__Problem__: Copy every line of the records below word for word, leaving out the pictures.

__Exercise input__:
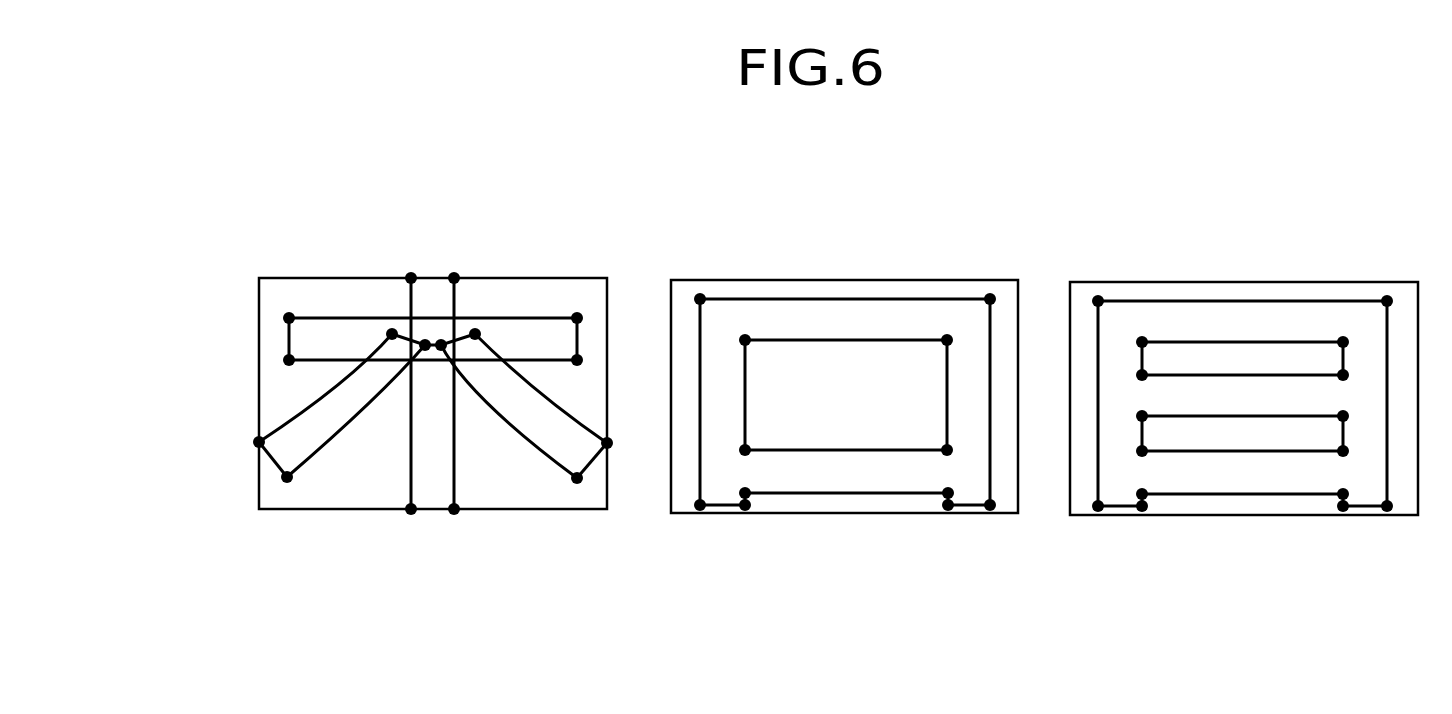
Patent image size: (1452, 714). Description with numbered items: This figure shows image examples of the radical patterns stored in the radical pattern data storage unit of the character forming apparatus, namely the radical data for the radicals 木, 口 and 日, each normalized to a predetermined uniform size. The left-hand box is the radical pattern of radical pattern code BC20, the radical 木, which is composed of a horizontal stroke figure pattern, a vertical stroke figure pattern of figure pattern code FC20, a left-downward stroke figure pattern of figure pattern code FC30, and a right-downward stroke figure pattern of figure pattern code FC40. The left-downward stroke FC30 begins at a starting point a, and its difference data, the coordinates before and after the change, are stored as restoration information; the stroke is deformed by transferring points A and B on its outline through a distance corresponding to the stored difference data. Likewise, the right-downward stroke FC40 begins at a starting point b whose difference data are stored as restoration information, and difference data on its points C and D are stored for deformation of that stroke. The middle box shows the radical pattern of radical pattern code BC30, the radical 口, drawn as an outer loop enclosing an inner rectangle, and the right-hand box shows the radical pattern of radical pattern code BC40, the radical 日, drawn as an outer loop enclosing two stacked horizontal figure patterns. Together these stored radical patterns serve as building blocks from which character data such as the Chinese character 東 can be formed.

The figure pattern code of vertical stroke FC20 is at (432, 278).
The figure pattern code of left-downward stroke FC30 is at (275, 465).
The figure pattern code of right-downward stroke FC40 is at (540, 455).
The radical pattern code of radical 木 BC20 is at (433, 427).
The radical pattern code of radical 口 BC30 is at (844, 429).
The radical pattern code of radical 日 BC40 is at (1244, 430).
The point A on outline of figure pattern FC30 A is at (390, 334).
The point B on outline of figure pattern FC30 B is at (257, 441).
The point C on figure pattern FC40 C is at (477, 331).
The point D on figure pattern FC40 D is at (610, 447).
The starting point of figure pattern FC30 a is at (425, 350).
The starting point of figure pattern FC40 b is at (441, 340).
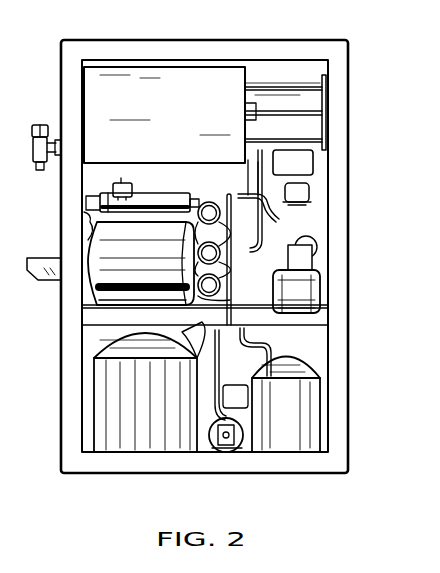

__Task answer__:
Patent image size: (1452, 714). Description with numbered items: This figure shows image examples of the radical patterns stored in the radical pattern data storage unit of the character forming apparatus, namely the radical data for the radicals 木, 口 and 日, each normalized to a predetermined uniform size. The left-hand box is the radical pattern of radical pattern code BC20, the radical 木, which is composed of a horizontal stroke figure pattern, a vertical stroke figure pattern of figure pattern code FC20, a left-downward stroke figure pattern of figure pattern code FC30, and a right-downward stroke figure pattern of figure pattern code FC40. The left-downward stroke FC30 begins at a starting point a, and its difference data, the coordinates before and after the change, are stored as restoration information; the stroke is deformed by transferring points A and B on its outline through a distance corresponding to the stored difference data. Likewise, the right-downward stroke FC40 begins at a starting point b whose difference data are stored as restoration information, and difference data on its points C and D are stored for deformation of that stroke. The middle box shows the radical pattern of radical pattern code BC30, the radical 口, drawn as an outer loop enclosing an inner rectangle, and the right-hand box shows the radical pattern of radical pattern code BC40, the radical 日, drawn as an outer loop enclosing two stacked horizontal figure patterns. Together these stored radical patterns serve as building blocks from which character data such as the Chinese character 東 can be formed.

The figure pattern code of vertical stroke FC20 is at (432, 278).
The figure pattern code of left-downward stroke FC30 is at (275, 465).
The figure pattern code of right-downward stroke FC40 is at (540, 455).
The radical pattern code of radical 木 BC20 is at (433, 427).
The radical pattern code of radical 口 BC30 is at (844, 429).
The radical pattern code of radical 日 BC40 is at (1244, 430).
The point A on outline of figure pattern FC30 A is at (390, 334).
The point B on outline of figure pattern FC30 B is at (257, 441).
The point C on figure pattern FC40 C is at (477, 331).
The point D on figure pattern FC40 D is at (610, 447).
The starting point of figure pattern FC30 a is at (425, 350).
The starting point of figure pattern FC40 b is at (441, 340).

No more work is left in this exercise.